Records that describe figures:
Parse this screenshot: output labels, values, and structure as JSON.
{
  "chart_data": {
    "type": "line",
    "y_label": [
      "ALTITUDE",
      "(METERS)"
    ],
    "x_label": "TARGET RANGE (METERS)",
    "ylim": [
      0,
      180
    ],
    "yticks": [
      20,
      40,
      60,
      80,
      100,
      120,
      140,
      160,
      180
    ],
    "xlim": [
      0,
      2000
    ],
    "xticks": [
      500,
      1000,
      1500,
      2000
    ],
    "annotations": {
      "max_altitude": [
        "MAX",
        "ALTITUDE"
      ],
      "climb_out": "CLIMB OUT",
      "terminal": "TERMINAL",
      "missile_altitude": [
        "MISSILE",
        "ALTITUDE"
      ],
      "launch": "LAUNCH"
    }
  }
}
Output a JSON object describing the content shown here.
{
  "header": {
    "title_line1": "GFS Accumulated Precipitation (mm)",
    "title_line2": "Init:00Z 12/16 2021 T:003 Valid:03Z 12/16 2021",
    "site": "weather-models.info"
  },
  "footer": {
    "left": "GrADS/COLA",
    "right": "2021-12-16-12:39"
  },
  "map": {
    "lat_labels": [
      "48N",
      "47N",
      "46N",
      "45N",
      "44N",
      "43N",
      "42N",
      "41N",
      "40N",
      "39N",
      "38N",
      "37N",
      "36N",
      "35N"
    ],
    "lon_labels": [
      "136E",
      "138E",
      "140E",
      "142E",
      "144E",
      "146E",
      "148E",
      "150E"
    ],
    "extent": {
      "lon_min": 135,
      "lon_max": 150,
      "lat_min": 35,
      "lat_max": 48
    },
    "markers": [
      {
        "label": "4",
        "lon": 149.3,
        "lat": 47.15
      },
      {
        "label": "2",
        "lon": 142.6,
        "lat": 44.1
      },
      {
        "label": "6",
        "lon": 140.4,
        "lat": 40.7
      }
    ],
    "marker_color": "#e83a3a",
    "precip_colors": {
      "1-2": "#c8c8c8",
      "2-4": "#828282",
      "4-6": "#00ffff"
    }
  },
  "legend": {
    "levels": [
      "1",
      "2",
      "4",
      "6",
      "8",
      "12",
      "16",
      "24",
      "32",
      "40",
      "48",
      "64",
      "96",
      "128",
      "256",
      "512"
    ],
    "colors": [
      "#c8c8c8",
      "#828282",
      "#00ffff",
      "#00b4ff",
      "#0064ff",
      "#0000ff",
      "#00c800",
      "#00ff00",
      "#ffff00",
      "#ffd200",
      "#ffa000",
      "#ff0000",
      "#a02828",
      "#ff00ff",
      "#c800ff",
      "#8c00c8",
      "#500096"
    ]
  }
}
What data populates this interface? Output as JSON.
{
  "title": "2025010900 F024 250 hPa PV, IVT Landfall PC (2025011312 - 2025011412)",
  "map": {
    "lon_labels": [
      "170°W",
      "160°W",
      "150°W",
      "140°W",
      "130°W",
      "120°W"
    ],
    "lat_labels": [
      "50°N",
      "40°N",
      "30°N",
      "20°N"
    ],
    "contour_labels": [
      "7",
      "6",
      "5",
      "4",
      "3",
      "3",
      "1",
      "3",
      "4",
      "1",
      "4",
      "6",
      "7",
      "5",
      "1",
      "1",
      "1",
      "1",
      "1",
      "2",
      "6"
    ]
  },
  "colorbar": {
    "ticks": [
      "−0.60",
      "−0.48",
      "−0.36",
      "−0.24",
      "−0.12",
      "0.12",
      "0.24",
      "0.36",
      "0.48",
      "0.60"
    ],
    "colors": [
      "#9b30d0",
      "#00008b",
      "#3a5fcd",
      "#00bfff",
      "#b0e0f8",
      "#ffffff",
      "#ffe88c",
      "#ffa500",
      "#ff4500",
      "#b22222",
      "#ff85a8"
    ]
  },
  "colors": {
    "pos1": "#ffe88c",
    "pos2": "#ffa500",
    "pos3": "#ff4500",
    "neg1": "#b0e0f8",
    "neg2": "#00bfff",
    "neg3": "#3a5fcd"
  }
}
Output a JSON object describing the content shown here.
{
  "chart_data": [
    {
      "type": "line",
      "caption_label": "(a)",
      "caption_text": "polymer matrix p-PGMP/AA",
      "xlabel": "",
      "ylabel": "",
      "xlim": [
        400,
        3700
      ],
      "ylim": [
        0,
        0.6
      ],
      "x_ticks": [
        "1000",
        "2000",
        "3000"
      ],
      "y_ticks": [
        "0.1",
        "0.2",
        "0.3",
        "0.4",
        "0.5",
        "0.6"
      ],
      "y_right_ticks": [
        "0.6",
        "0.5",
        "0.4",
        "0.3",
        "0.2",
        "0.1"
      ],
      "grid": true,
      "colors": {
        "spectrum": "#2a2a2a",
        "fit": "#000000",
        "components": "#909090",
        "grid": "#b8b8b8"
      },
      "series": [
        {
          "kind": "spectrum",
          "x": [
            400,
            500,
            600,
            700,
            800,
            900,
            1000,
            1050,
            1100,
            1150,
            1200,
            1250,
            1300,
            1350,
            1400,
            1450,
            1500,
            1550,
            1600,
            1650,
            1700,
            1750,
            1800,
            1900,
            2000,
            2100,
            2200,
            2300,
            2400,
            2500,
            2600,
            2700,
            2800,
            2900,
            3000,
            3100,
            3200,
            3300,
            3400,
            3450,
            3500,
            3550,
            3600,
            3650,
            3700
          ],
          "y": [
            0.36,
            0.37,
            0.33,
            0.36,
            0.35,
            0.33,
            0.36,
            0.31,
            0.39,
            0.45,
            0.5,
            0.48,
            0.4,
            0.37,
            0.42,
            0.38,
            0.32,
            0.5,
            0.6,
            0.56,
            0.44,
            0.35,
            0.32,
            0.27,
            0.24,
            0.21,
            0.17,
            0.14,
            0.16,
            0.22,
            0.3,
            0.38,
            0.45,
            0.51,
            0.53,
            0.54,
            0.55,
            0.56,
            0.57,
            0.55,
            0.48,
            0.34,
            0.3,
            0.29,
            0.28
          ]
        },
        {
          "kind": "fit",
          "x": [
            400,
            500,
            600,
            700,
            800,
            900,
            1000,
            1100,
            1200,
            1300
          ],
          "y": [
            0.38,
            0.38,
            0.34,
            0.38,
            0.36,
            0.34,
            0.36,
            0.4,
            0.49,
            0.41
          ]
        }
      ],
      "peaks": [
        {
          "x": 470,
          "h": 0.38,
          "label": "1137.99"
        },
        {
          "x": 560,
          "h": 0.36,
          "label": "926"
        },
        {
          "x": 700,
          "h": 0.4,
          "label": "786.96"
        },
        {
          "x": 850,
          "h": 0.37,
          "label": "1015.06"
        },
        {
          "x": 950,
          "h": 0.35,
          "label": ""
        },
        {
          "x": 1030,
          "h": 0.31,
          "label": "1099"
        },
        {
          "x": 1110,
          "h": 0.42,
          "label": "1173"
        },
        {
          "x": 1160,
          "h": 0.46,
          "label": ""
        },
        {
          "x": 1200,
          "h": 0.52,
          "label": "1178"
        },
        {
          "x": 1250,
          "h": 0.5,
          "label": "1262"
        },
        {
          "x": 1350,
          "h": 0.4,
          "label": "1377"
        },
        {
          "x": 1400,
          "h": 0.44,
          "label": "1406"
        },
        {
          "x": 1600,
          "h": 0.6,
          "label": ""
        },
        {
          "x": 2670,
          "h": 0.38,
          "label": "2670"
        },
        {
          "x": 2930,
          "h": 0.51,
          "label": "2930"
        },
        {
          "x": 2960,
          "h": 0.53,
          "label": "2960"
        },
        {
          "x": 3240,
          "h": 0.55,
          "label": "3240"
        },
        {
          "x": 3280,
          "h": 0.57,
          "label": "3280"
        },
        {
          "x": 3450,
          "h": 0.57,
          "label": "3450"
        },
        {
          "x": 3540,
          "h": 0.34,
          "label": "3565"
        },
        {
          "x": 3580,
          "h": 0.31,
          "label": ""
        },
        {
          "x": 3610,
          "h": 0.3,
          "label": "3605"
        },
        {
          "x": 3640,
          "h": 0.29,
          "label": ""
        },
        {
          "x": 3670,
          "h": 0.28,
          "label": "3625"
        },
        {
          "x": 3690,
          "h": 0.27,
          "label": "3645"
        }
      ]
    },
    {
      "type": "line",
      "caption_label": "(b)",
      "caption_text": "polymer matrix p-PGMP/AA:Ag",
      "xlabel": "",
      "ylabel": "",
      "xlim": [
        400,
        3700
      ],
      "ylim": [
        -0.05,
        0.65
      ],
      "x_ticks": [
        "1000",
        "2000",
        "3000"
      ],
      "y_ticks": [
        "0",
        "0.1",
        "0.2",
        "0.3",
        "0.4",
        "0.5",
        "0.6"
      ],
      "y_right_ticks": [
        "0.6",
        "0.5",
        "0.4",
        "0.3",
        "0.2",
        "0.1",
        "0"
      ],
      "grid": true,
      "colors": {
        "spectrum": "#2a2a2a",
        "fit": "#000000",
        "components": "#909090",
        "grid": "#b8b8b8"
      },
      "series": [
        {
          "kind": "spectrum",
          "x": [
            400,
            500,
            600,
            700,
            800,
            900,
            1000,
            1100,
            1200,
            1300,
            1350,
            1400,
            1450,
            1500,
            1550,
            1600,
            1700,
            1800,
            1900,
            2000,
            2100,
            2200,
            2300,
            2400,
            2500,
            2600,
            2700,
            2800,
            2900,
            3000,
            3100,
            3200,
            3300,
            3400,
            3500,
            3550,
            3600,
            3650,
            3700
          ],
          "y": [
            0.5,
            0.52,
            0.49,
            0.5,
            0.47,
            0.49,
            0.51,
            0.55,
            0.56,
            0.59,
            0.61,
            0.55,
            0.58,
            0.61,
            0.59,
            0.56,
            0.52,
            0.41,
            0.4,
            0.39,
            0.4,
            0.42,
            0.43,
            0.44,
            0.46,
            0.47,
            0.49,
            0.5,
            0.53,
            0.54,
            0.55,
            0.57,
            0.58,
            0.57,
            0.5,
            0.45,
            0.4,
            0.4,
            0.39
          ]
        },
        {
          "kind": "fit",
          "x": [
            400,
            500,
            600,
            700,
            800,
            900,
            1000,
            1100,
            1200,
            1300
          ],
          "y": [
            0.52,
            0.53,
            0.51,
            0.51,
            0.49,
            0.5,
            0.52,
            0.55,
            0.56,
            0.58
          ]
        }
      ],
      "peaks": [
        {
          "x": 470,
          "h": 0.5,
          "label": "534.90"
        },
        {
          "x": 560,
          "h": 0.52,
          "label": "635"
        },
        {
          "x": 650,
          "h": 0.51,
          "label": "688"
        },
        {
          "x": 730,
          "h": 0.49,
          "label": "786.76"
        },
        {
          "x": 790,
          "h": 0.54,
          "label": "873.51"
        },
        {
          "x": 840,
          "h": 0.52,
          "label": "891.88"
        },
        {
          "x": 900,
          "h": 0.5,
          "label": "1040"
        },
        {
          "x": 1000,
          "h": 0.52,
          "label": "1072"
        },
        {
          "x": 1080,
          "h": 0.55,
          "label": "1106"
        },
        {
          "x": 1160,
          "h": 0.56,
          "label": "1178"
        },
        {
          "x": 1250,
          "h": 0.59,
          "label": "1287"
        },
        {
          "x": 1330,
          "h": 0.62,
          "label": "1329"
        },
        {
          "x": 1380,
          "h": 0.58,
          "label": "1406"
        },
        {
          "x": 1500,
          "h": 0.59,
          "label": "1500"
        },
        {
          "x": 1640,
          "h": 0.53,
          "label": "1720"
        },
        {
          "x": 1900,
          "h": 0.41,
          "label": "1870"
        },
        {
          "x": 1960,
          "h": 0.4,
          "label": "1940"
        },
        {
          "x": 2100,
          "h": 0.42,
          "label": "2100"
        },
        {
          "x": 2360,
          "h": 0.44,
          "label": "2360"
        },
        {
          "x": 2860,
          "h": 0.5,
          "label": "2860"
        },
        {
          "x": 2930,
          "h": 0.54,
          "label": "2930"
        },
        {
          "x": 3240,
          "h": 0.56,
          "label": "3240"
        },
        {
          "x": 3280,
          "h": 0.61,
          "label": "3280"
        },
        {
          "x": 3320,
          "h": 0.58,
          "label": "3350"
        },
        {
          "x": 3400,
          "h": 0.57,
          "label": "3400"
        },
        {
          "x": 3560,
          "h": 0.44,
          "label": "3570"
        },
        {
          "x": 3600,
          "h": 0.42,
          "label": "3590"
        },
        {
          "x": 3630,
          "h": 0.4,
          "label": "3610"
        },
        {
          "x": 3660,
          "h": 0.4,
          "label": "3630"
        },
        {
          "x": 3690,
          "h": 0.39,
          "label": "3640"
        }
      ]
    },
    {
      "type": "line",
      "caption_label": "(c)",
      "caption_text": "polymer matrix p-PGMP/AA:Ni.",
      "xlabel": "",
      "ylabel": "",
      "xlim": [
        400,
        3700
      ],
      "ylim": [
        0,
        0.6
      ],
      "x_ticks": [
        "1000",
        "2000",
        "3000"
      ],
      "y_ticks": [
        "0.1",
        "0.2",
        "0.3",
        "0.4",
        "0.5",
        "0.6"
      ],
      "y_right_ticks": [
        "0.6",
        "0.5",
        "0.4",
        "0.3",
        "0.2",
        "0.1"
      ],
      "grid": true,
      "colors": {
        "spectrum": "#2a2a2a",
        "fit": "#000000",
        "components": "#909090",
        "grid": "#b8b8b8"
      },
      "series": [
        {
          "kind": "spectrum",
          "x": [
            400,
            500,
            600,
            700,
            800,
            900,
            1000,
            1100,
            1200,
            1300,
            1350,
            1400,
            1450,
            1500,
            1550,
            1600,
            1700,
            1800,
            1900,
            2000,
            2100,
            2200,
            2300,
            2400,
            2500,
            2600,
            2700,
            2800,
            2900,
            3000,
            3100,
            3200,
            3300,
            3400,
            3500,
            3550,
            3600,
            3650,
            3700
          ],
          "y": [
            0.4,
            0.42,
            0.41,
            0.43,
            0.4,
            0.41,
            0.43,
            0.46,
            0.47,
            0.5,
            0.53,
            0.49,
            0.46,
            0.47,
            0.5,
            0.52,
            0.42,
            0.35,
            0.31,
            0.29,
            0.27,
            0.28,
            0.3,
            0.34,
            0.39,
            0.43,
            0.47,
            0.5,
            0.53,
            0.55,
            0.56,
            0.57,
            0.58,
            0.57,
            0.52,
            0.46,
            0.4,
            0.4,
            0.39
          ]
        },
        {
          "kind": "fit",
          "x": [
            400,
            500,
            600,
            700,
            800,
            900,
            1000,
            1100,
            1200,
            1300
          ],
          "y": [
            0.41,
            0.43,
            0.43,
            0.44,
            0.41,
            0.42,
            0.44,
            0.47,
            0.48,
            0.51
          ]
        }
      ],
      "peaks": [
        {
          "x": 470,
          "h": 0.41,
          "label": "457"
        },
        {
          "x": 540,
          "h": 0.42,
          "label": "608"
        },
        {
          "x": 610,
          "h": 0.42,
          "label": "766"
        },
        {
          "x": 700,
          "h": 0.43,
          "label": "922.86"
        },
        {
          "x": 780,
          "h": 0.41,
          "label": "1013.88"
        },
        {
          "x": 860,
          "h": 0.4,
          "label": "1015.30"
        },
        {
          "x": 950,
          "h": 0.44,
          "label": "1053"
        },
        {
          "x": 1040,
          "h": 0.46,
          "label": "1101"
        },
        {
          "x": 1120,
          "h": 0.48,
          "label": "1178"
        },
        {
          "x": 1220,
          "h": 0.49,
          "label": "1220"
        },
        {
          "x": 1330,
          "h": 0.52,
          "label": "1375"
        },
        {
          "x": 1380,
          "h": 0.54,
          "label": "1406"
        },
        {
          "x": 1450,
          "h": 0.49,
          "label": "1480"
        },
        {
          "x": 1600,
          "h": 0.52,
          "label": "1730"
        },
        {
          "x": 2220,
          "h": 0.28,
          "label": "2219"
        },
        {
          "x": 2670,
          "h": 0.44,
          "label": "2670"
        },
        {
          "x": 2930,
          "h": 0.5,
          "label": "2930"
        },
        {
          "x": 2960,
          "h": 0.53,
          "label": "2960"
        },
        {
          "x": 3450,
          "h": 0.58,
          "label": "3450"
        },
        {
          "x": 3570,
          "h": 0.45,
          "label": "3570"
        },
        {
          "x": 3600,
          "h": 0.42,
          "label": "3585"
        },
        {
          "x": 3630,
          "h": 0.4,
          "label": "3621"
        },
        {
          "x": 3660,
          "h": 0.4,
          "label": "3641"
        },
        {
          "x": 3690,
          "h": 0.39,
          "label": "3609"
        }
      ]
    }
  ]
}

## Challenge
Check each line of the entries above, and show every one holding the word "this".

## Written answer
Parse this screenshot: output labels, values, and structure as JSON.
What data populates this interface? Output as JSON.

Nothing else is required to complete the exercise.